Return all of the data exactly as given.
----
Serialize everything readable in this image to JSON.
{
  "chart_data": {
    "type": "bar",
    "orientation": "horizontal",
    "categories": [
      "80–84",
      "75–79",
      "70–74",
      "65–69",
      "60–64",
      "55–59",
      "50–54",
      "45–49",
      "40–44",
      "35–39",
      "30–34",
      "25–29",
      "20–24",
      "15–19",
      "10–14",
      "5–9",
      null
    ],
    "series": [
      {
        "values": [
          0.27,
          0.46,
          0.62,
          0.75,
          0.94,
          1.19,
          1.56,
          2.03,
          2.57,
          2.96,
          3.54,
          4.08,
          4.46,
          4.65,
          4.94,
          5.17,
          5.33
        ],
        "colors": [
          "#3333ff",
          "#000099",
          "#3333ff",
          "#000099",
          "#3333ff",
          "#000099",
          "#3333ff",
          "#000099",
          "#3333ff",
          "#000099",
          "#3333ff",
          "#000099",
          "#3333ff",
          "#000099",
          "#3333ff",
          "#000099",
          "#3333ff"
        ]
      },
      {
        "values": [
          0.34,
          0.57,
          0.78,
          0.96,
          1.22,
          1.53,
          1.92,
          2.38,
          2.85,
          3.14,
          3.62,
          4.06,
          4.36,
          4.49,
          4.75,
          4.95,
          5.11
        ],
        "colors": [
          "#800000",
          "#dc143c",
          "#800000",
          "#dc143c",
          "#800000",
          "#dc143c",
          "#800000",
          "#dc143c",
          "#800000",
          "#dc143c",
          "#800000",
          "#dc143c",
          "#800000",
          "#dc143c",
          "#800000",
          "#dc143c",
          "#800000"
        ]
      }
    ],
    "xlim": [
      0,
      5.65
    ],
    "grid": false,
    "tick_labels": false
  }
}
----
▸ **Output of the task**:
Serialize everything readable in this image to JSON.
{
  "chart_data": {
    "type": "bar",
    "orientation": "horizontal",
    "categories": [
      "80–84",
      "75–79",
      "70–74",
      "65–69",
      "60–64",
      "55–59",
      "50–54",
      "45–49",
      "40–44",
      "35–39",
      "30–34",
      "25–29",
      "20–24",
      "15–19",
      "10–14",
      "5–9",
      null
    ],
    "series": [
      {
        "values": [
          0.27,
          0.46,
          0.62,
          0.75,
          0.94,
          1.19,
          1.56,
          2.03,
          2.57,
          2.96,
          3.54,
          4.08,
          4.46,
          4.65,
          4.94,
          5.17,
          5.33
        ],
        "colors": [
          "#3333ff",
          "#000099",
          "#3333ff",
          "#000099",
          "#3333ff",
          "#000099",
          "#3333ff",
          "#000099",
          "#3333ff",
          "#000099",
          "#3333ff",
          "#000099",
          "#3333ff",
          "#000099",
          "#3333ff",
          "#000099",
          "#3333ff"
        ]
      },
      {
        "values": [
          0.34,
          0.57,
          0.78,
          0.96,
          1.22,
          1.53,
          1.92,
          2.38,
          2.85,
          3.14,
          3.62,
          4.06,
          4.36,
          4.49,
          4.75,
          4.95,
          5.11
        ],
        "colors": [
          "#800000",
          "#dc143c",
          "#800000",
          "#dc143c",
          "#800000",
          "#dc143c",
          "#800000",
          "#dc143c",
          "#800000",
          "#dc143c",
          "#800000",
          "#dc143c",
          "#800000",
          "#dc143c",
          "#800000",
          "#dc143c",
          "#800000"
        ]
      }
    ],
    "xlim": [
      0,
      5.65
    ],
    "grid": false,
    "tick_labels": false
  }
}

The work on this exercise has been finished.